━━ Listed records ━━

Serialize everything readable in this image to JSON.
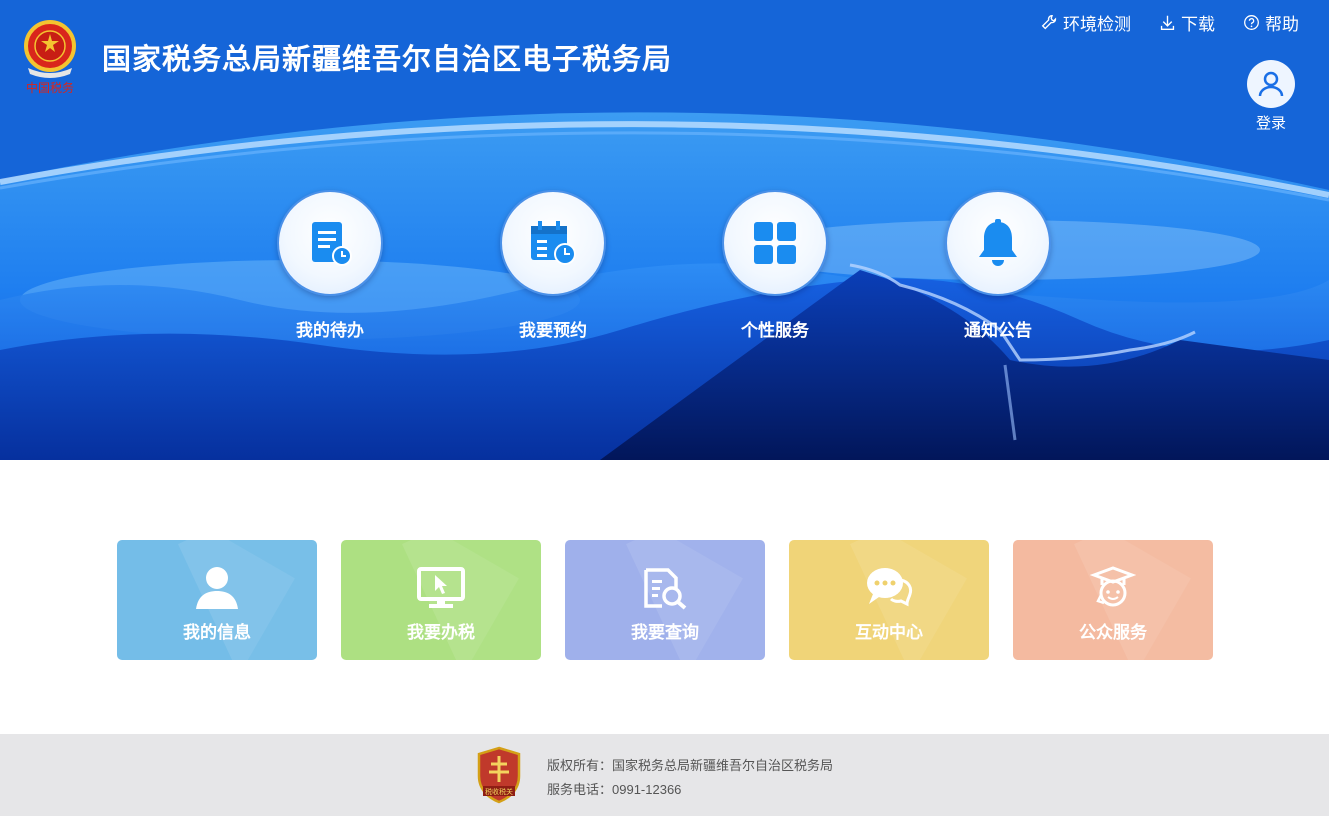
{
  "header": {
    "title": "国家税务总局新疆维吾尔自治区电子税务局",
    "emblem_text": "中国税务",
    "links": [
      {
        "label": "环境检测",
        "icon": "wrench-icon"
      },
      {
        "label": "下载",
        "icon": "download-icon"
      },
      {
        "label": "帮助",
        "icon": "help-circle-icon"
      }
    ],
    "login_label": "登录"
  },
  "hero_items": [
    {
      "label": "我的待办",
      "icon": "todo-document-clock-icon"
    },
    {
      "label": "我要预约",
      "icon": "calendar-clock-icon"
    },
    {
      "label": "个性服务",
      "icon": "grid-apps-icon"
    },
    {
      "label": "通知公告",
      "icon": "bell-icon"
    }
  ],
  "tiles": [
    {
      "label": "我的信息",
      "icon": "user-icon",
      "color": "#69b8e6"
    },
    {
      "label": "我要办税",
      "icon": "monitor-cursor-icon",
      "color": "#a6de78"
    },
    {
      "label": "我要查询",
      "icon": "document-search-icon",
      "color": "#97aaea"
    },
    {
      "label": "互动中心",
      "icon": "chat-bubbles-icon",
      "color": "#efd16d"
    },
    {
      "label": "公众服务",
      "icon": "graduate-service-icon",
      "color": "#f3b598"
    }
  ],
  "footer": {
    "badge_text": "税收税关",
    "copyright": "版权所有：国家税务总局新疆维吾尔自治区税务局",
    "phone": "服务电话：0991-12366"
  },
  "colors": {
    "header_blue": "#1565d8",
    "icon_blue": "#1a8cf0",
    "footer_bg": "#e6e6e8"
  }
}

━━━

● **The task**:
Write out every record above exactly as it stands, but leave out the pictures.

● **Written response**:
Serialize everything readable in this image to JSON.
{
  "header": {
    "title": "国家税务总局新疆维吾尔自治区电子税务局",
    "emblem_text": "中国税务",
    "links": [
      {
        "label": "环境检测",
        "icon": "wrench-icon"
      },
      {
        "label": "下载",
        "icon": "download-icon"
      },
      {
        "label": "帮助",
        "icon": "help-circle-icon"
      }
    ],
    "login_label": "登录"
  },
  "hero_items": [
    {
      "label": "我的待办",
      "icon": "todo-document-clock-icon"
    },
    {
      "label": "我要预约",
      "icon": "calendar-clock-icon"
    },
    {
      "label": "个性服务",
      "icon": "grid-apps-icon"
    },
    {
      "label": "通知公告",
      "icon": "bell-icon"
    }
  ],
  "tiles": [
    {
      "label": "我的信息",
      "icon": "user-icon",
      "color": "#69b8e6"
    },
    {
      "label": "我要办税",
      "icon": "monitor-cursor-icon",
      "color": "#a6de78"
    },
    {
      "label": "我要查询",
      "icon": "document-search-icon",
      "color": "#97aaea"
    },
    {
      "label": "互动中心",
      "icon": "chat-bubbles-icon",
      "color": "#efd16d"
    },
    {
      "label": "公众服务",
      "icon": "graduate-service-icon",
      "color": "#f3b598"
    }
  ],
  "footer": {
    "badge_text": "税收税关",
    "copyright": "版权所有：国家税务总局新疆维吾尔自治区税务局",
    "phone": "服务电话：0991-12366"
  },
  "colors": {
    "header_blue": "#1565d8",
    "icon_blue": "#1a8cf0",
    "footer_bg": "#e6e6e8"
  }
}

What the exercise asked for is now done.